▸ What this task involves: Can you restate the records below word for word?

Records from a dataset
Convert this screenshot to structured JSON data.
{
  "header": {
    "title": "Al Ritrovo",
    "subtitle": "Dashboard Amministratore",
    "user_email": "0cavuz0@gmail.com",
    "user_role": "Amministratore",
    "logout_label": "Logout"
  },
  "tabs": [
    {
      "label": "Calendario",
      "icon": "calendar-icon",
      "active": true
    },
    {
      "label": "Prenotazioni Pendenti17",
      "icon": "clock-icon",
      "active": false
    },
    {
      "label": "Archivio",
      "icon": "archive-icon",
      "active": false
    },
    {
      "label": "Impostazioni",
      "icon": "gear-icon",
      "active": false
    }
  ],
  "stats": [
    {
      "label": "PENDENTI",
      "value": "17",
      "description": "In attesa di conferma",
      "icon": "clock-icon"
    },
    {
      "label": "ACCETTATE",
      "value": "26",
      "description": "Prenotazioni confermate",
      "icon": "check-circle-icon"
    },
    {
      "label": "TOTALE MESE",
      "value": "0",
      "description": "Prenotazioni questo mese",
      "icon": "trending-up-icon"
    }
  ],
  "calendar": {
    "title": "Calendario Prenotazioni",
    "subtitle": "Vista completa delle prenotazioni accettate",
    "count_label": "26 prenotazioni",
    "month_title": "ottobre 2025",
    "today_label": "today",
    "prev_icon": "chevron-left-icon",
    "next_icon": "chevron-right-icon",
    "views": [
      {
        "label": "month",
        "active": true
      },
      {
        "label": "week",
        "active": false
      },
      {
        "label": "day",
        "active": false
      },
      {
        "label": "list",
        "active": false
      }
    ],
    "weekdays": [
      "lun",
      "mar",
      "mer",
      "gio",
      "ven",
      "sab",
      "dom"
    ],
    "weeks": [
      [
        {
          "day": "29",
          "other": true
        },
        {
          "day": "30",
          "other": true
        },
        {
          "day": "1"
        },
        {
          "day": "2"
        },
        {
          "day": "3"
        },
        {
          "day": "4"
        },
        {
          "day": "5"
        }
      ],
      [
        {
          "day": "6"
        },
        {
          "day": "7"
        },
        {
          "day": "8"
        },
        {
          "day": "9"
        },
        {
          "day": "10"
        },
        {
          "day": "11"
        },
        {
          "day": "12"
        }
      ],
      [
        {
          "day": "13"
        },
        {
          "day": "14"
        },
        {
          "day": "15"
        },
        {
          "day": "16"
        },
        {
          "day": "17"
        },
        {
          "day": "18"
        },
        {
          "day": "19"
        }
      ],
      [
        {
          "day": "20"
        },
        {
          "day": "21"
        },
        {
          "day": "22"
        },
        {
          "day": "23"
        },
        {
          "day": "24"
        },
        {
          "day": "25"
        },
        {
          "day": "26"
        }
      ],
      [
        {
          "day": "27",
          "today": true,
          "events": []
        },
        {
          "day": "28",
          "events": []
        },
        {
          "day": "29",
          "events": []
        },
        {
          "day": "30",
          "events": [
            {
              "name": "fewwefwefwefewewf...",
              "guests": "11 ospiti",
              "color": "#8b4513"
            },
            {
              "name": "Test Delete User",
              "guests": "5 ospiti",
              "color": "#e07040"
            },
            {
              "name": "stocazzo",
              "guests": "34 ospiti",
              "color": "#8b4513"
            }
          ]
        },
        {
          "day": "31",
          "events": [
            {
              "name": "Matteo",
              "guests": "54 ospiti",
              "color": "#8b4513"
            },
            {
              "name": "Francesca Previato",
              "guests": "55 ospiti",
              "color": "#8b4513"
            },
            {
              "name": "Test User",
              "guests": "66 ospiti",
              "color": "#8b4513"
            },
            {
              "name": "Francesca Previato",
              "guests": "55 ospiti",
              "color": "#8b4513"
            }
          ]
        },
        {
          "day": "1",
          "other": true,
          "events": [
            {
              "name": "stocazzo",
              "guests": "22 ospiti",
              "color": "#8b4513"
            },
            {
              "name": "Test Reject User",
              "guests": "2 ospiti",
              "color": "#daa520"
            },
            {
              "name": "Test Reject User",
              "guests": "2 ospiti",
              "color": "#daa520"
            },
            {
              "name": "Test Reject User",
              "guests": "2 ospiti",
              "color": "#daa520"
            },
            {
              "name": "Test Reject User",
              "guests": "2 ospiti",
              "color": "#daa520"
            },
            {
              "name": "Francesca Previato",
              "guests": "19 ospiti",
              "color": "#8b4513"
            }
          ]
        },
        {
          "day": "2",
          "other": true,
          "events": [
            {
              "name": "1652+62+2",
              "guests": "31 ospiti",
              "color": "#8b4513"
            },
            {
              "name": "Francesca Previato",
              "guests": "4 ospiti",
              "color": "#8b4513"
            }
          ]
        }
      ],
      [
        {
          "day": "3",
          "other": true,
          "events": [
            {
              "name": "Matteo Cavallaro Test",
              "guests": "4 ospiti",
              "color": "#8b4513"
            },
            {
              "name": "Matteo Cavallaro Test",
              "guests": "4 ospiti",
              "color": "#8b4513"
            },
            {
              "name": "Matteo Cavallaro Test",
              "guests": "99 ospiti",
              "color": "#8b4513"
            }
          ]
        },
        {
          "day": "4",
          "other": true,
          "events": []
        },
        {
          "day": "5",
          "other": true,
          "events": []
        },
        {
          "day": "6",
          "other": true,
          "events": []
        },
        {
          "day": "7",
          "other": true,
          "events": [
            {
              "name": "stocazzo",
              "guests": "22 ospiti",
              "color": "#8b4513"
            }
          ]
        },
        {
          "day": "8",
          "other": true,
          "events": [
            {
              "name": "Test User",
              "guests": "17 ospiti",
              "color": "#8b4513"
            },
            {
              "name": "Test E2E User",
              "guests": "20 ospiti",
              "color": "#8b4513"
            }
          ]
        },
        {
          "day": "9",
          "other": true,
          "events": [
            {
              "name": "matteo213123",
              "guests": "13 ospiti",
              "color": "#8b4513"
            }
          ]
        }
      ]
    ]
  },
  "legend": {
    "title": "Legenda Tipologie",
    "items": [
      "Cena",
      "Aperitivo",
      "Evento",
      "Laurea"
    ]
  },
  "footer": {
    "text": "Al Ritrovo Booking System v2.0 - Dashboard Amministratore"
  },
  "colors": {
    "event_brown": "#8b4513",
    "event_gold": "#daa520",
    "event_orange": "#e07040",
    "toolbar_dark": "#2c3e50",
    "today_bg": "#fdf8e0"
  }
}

▸ Finished exercise:
Convert this screenshot to structured JSON data.
{
  "header": {
    "title": "Al Ritrovo",
    "subtitle": "Dashboard Amministratore",
    "user_email": "0cavuz0@gmail.com",
    "user_role": "Amministratore",
    "logout_label": "Logout"
  },
  "tabs": [
    {
      "label": "Calendario",
      "icon": "calendar-icon",
      "active": true
    },
    {
      "label": "Prenotazioni Pendenti17",
      "icon": "clock-icon",
      "active": false
    },
    {
      "label": "Archivio",
      "icon": "archive-icon",
      "active": false
    },
    {
      "label": "Impostazioni",
      "icon": "gear-icon",
      "active": false
    }
  ],
  "stats": [
    {
      "label": "PENDENTI",
      "value": "17",
      "description": "In attesa di conferma",
      "icon": "clock-icon"
    },
    {
      "label": "ACCETTATE",
      "value": "26",
      "description": "Prenotazioni confermate",
      "icon": "check-circle-icon"
    },
    {
      "label": "TOTALE MESE",
      "value": "0",
      "description": "Prenotazioni questo mese",
      "icon": "trending-up-icon"
    }
  ],
  "calendar": {
    "title": "Calendario Prenotazioni",
    "subtitle": "Vista completa delle prenotazioni accettate",
    "count_label": "26 prenotazioni",
    "month_title": "ottobre 2025",
    "today_label": "today",
    "prev_icon": "chevron-left-icon",
    "next_icon": "chevron-right-icon",
    "views": [
      {
        "label": "month",
        "active": true
      },
      {
        "label": "week",
        "active": false
      },
      {
        "label": "day",
        "active": false
      },
      {
        "label": "list",
        "active": false
      }
    ],
    "weekdays": [
      "lun",
      "mar",
      "mer",
      "gio",
      "ven",
      "sab",
      "dom"
    ],
    "weeks": [
      [
        {
          "day": "29",
          "other": true
        },
        {
          "day": "30",
          "other": true
        },
        {
          "day": "1"
        },
        {
          "day": "2"
        },
        {
          "day": "3"
        },
        {
          "day": "4"
        },
        {
          "day": "5"
        }
      ],
      [
        {
          "day": "6"
        },
        {
          "day": "7"
        },
        {
          "day": "8"
        },
        {
          "day": "9"
        },
        {
          "day": "10"
        },
        {
          "day": "11"
        },
        {
          "day": "12"
        }
      ],
      [
        {
          "day": "13"
        },
        {
          "day": "14"
        },
        {
          "day": "15"
        },
        {
          "day": "16"
        },
        {
          "day": "17"
        },
        {
          "day": "18"
        },
        {
          "day": "19"
        }
      ],
      [
        {
          "day": "20"
        },
        {
          "day": "21"
        },
        {
          "day": "22"
        },
        {
          "day": "23"
        },
        {
          "day": "24"
        },
        {
          "day": "25"
        },
        {
          "day": "26"
        }
      ],
      [
        {
          "day": "27",
          "today": true,
          "events": []
        },
        {
          "day": "28",
          "events": []
        },
        {
          "day": "29",
          "events": []
        },
        {
          "day": "30",
          "events": [
            {
              "name": "fewwefwefwefewewf...",
              "guests": "11 ospiti",
              "color": "#8b4513"
            },
            {
              "name": "Test Delete User",
              "guests": "5 ospiti",
              "color": "#e07040"
            },
            {
              "name": "stocazzo",
              "guests": "34 ospiti",
              "color": "#8b4513"
            }
          ]
        },
        {
          "day": "31",
          "events": [
            {
              "name": "Matteo",
              "guests": "54 ospiti",
              "color": "#8b4513"
            },
            {
              "name": "Francesca Previato",
              "guests": "55 ospiti",
              "color": "#8b4513"
            },
            {
              "name": "Test User",
              "guests": "66 ospiti",
              "color": "#8b4513"
            },
            {
              "name": "Francesca Previato",
              "guests": "55 ospiti",
              "color": "#8b4513"
            }
          ]
        },
        {
          "day": "1",
          "other": true,
          "events": [
            {
              "name": "stocazzo",
              "guests": "22 ospiti",
              "color": "#8b4513"
            },
            {
              "name": "Test Reject User",
              "guests": "2 ospiti",
              "color": "#daa520"
            },
            {
              "name": "Test Reject User",
              "guests": "2 ospiti",
              "color": "#daa520"
            },
            {
              "name": "Test Reject User",
              "guests": "2 ospiti",
              "color": "#daa520"
            },
            {
              "name": "Test Reject User",
              "guests": "2 ospiti",
              "color": "#daa520"
            },
            {
              "name": "Francesca Previato",
              "guests": "19 ospiti",
              "color": "#8b4513"
            }
          ]
        },
        {
          "day": "2",
          "other": true,
          "events": [
            {
              "name": "1652+62+2",
              "guests": "31 ospiti",
              "color": "#8b4513"
            },
            {
              "name": "Francesca Previato",
              "guests": "4 ospiti",
              "color": "#8b4513"
            }
          ]
        }
      ],
      [
        {
          "day": "3",
          "other": true,
          "events": [
            {
              "name": "Matteo Cavallaro Test",
              "guests": "4 ospiti",
              "color": "#8b4513"
            },
            {
              "name": "Matteo Cavallaro Test",
              "guests": "4 ospiti",
              "color": "#8b4513"
            },
            {
              "name": "Matteo Cavallaro Test",
              "guests": "99 ospiti",
              "color": "#8b4513"
            }
          ]
        },
        {
          "day": "4",
          "other": true,
          "events": []
        },
        {
          "day": "5",
          "other": true,
          "events": []
        },
        {
          "day": "6",
          "other": true,
          "events": []
        },
        {
          "day": "7",
          "other": true,
          "events": [
            {
              "name": "stocazzo",
              "guests": "22 ospiti",
              "color": "#8b4513"
            }
          ]
        },
        {
          "day": "8",
          "other": true,
          "events": [
            {
              "name": "Test User",
              "guests": "17 ospiti",
              "color": "#8b4513"
            },
            {
              "name": "Test E2E User",
              "guests": "20 ospiti",
              "color": "#8b4513"
            }
          ]
        },
        {
          "day": "9",
          "other": true,
          "events": [
            {
              "name": "matteo213123",
              "guests": "13 ospiti",
              "color": "#8b4513"
            }
          ]
        }
      ]
    ]
  },
  "legend": {
    "title": "Legenda Tipologie",
    "items": [
      "Cena",
      "Aperitivo",
      "Evento",
      "Laurea"
    ]
  },
  "footer": {
    "text": "Al Ritrovo Booking System v2.0 - Dashboard Amministratore"
  },
  "colors": {
    "event_brown": "#8b4513",
    "event_gold": "#daa520",
    "event_orange": "#e07040",
    "toolbar_dark": "#2c3e50",
    "today_bg": "#fdf8e0"
  }
}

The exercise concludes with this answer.